━━ Records shown
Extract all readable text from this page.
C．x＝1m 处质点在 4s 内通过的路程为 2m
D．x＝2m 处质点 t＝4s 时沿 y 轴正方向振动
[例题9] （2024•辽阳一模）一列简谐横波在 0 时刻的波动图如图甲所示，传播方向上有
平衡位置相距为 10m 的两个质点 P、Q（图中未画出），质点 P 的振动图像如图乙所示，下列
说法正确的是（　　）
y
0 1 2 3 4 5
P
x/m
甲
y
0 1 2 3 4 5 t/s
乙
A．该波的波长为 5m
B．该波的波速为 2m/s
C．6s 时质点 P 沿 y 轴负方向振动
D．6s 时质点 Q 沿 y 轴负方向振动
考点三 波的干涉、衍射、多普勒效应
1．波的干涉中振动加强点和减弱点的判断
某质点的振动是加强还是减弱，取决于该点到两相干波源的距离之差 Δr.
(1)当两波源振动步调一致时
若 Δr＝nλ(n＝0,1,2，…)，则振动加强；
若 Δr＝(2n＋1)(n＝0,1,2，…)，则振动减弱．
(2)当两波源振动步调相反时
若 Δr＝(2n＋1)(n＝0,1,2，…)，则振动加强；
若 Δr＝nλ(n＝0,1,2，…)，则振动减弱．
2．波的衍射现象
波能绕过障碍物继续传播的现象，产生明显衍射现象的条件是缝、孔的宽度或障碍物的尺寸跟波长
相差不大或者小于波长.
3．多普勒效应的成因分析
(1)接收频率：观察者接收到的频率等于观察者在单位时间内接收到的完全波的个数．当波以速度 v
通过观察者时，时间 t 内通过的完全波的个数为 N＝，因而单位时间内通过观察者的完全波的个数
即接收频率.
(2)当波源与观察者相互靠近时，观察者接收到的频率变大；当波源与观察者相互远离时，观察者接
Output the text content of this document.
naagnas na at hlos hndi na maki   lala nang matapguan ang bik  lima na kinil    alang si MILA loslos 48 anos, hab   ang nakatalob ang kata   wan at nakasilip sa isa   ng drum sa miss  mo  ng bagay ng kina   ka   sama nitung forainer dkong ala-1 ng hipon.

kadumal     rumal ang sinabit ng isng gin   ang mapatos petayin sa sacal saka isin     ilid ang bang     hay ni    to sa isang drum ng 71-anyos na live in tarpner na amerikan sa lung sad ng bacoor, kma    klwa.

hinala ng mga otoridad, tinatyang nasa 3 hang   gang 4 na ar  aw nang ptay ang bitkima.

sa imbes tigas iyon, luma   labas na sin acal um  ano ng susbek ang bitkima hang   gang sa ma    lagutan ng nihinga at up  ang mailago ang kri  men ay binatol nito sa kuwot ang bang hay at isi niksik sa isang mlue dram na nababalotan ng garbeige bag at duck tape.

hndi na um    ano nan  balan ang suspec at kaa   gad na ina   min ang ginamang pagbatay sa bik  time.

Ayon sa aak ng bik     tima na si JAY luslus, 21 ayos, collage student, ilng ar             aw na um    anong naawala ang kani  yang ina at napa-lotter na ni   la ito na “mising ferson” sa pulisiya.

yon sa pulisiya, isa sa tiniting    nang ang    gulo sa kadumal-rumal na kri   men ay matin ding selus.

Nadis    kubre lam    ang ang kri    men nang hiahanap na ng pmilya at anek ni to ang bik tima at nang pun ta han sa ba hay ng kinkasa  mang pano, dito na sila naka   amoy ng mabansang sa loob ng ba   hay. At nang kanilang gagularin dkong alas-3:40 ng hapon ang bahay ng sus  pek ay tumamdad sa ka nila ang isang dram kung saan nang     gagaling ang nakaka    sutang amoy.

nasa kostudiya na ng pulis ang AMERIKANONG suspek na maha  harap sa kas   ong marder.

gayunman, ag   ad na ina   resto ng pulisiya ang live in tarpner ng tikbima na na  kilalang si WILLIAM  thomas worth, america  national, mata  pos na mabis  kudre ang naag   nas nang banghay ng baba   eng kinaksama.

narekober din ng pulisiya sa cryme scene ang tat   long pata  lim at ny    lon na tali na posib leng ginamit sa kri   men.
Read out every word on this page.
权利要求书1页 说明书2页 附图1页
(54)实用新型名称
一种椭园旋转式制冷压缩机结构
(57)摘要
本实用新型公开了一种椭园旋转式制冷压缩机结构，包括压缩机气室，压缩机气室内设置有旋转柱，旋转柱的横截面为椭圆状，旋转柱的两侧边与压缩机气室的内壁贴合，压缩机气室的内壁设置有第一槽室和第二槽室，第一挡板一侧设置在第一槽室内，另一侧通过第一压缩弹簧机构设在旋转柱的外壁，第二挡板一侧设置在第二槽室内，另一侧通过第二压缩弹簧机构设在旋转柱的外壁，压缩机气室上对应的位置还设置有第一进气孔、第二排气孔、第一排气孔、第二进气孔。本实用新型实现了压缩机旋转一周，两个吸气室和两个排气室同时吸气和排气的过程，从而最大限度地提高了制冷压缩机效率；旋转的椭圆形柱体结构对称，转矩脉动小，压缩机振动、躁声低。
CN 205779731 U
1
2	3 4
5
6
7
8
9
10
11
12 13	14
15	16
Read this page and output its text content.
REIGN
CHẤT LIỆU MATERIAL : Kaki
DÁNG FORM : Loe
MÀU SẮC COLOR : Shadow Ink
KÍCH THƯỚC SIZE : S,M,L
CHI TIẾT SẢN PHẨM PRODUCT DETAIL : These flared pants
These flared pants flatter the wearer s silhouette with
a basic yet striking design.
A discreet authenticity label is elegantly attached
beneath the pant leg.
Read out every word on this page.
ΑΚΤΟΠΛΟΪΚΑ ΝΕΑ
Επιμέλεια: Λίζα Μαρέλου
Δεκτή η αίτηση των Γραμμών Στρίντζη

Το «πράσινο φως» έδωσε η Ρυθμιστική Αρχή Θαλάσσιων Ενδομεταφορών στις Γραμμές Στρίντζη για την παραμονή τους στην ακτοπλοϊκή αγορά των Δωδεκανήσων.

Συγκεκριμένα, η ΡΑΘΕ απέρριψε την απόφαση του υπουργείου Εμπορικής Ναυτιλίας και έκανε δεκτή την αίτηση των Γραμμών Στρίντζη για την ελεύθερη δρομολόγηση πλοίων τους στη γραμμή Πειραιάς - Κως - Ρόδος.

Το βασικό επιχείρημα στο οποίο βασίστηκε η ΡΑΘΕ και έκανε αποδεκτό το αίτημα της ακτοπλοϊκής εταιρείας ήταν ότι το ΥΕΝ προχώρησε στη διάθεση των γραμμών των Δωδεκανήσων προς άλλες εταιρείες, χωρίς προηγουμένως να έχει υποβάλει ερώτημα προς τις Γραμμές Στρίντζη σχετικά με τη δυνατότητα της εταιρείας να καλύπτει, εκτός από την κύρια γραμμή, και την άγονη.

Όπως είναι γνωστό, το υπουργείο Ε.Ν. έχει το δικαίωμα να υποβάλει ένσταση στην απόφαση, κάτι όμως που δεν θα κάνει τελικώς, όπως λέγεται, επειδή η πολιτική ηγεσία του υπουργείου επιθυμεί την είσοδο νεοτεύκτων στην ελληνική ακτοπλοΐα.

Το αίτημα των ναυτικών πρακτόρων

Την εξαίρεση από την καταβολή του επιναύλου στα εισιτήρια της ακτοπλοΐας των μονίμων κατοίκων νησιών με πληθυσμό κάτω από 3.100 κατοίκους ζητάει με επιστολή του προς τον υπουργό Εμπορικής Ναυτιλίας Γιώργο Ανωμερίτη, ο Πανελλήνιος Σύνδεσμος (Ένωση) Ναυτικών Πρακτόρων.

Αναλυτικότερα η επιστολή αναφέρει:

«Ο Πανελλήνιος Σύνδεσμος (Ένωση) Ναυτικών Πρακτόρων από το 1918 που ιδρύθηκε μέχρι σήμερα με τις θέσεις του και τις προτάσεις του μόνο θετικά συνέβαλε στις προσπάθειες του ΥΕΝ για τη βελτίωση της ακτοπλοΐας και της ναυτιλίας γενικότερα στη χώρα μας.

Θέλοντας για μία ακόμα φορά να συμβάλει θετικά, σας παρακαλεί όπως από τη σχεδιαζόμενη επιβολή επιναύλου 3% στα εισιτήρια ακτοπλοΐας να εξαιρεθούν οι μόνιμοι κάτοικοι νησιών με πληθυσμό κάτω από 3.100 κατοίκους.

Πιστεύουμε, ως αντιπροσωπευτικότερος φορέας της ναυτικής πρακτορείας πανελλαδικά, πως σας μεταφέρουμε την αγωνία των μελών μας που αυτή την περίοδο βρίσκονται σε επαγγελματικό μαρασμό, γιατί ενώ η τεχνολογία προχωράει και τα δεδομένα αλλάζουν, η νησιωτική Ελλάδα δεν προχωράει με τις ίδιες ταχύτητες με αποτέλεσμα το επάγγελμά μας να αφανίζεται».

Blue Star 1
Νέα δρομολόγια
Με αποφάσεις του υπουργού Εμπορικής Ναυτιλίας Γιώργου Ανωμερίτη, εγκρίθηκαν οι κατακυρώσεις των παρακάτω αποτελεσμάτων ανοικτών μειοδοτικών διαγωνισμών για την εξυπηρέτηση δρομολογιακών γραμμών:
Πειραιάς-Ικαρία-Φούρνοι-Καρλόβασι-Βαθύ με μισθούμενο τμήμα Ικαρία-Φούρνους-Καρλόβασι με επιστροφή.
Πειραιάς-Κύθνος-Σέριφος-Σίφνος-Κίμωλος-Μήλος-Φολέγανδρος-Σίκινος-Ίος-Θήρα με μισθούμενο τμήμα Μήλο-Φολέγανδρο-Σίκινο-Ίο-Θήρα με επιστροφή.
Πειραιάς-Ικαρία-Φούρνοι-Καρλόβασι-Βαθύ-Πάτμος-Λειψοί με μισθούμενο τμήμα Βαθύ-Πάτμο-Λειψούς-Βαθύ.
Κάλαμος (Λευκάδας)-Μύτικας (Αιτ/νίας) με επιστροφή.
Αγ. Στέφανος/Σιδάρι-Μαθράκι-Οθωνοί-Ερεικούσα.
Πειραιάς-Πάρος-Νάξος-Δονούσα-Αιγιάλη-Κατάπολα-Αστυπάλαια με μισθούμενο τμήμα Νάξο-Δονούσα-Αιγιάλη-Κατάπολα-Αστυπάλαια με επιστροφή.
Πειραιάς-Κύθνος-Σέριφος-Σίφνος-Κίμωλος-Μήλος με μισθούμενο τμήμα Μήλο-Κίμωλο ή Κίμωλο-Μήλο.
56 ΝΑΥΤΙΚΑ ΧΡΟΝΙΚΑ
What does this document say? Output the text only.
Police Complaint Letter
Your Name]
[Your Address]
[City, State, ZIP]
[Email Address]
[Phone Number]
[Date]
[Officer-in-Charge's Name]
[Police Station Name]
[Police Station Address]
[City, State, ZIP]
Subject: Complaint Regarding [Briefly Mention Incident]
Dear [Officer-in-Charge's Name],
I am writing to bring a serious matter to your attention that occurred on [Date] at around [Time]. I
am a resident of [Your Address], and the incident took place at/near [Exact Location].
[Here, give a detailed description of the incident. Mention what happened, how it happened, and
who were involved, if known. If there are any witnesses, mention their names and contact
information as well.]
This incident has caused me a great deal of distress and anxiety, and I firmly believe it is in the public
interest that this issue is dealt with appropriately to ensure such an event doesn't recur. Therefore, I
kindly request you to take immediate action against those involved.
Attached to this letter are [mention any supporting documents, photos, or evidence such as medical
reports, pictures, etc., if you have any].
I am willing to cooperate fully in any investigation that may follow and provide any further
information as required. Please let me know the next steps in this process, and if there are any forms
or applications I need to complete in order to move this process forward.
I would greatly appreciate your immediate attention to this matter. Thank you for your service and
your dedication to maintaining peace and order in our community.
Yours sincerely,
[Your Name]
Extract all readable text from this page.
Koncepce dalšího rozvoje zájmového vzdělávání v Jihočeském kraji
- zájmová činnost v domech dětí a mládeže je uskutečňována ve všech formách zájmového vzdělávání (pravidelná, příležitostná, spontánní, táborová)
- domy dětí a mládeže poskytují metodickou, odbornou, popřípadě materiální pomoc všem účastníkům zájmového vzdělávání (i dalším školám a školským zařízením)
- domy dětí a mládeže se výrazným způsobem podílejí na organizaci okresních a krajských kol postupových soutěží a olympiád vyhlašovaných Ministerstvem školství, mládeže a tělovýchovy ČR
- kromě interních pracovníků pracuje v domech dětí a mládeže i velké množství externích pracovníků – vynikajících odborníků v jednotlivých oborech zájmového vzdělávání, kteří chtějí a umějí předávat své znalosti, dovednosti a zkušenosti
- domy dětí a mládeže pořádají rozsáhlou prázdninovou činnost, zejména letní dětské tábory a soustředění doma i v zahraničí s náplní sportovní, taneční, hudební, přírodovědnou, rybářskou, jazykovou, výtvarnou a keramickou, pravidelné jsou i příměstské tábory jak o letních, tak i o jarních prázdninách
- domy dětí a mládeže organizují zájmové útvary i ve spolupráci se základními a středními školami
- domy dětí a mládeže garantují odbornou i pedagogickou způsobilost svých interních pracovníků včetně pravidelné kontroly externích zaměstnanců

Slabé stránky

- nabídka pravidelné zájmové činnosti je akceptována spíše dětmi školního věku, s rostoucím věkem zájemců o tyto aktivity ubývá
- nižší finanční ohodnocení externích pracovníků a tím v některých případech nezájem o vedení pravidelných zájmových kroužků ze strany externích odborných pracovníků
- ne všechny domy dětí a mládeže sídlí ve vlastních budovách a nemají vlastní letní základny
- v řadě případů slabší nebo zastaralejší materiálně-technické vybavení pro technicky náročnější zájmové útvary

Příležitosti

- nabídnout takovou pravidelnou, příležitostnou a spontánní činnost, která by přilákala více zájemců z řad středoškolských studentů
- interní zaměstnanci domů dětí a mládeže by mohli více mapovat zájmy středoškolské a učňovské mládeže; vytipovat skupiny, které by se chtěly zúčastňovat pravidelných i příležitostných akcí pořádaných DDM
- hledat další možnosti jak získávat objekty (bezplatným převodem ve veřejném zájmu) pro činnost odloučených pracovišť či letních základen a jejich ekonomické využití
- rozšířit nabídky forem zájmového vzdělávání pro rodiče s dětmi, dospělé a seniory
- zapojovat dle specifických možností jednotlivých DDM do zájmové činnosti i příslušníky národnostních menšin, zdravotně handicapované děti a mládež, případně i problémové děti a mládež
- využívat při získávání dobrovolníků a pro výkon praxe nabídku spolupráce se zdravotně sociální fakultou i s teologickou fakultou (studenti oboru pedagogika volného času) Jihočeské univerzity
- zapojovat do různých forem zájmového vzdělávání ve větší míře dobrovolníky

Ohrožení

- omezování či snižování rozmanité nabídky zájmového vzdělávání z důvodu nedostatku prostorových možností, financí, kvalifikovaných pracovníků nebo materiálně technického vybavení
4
━━━━
Your task: Go through the records and gather the lines that hold "Police".

Correct output:
Police Complaint Letter
[Police Station Name]
[Police Station Address]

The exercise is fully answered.